**EXERCISE DESCRIPTION:** Copy all lines holding the word "JSON" from the entries.

Records from a data collection
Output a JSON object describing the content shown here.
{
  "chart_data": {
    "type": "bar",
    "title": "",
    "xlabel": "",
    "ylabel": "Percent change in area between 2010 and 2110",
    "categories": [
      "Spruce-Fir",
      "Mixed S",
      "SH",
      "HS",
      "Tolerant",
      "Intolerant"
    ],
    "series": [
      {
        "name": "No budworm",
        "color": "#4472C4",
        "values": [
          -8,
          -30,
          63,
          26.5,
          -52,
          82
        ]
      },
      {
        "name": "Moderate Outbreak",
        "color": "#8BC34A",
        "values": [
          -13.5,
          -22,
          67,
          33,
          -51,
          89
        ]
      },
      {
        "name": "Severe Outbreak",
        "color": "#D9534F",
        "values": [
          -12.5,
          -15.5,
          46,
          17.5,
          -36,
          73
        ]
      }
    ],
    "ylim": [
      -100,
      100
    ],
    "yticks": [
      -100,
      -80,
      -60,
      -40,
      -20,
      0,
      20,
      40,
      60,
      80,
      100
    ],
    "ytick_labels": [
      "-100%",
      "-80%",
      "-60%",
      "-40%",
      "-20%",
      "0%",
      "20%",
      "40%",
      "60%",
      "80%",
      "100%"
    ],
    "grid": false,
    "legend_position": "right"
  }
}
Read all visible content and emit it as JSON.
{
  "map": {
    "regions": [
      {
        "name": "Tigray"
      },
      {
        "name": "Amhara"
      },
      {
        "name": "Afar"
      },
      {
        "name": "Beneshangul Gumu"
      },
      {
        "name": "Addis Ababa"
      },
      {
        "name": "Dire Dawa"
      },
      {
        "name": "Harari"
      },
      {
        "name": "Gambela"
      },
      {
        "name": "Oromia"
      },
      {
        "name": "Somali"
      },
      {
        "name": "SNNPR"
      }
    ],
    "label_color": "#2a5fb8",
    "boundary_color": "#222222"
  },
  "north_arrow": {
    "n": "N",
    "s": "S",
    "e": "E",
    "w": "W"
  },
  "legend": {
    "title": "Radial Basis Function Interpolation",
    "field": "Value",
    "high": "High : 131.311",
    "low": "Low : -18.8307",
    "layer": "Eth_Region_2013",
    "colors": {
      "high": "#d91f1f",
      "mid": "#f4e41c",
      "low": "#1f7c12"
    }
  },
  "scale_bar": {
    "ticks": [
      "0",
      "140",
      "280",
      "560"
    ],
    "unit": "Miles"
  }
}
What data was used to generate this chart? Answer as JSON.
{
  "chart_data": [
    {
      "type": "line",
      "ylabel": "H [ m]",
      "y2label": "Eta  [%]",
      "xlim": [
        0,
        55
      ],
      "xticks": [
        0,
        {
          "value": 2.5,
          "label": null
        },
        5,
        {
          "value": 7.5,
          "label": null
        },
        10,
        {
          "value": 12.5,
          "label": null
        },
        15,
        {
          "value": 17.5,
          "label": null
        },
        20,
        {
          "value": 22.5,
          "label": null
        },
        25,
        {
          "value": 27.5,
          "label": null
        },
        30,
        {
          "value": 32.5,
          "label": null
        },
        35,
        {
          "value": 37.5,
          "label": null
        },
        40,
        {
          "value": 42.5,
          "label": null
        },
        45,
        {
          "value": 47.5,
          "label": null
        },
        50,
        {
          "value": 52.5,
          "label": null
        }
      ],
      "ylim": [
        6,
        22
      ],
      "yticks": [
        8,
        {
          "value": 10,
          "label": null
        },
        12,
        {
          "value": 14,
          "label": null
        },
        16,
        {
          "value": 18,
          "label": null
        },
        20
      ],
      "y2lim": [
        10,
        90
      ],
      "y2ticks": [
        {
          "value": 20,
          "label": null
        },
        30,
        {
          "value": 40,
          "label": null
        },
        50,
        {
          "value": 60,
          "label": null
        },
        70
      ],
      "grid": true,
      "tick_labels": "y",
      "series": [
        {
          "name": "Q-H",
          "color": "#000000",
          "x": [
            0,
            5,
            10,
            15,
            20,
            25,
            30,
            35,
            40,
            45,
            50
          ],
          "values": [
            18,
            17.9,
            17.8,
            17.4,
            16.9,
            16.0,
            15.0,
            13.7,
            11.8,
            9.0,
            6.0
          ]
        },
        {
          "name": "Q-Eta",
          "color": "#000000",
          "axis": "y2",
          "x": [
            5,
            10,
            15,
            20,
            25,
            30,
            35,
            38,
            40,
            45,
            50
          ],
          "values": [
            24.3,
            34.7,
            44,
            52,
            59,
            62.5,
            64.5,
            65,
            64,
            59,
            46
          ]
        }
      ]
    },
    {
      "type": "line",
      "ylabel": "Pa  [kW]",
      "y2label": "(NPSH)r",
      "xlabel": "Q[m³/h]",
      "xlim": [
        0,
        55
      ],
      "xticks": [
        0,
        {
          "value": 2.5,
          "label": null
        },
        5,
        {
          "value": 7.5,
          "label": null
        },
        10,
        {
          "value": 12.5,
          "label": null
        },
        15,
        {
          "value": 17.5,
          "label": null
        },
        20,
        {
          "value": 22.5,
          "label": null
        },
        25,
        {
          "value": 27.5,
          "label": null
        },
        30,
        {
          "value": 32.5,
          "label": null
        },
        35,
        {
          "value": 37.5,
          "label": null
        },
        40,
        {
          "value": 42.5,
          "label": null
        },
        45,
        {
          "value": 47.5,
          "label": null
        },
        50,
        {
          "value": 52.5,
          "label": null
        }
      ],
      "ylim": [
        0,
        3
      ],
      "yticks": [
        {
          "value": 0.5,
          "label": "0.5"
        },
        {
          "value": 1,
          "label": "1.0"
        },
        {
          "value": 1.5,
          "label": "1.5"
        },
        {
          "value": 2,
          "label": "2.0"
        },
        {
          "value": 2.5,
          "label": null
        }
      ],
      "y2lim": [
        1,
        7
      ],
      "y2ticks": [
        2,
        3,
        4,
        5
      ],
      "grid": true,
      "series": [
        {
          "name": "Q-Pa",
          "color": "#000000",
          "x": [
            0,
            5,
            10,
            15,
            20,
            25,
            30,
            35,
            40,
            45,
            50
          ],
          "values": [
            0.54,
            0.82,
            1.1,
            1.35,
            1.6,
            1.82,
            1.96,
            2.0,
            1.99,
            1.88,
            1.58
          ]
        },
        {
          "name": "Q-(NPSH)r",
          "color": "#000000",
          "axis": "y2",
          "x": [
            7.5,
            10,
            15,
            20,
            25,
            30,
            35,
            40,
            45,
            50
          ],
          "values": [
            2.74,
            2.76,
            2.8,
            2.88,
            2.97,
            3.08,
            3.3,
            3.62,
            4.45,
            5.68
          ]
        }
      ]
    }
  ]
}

**WRITTEN REPLY:**
Output a JSON object describing the content shown here.
Read all visible content and emit it as JSON.
What data was used to generate this chart? Answer as JSON.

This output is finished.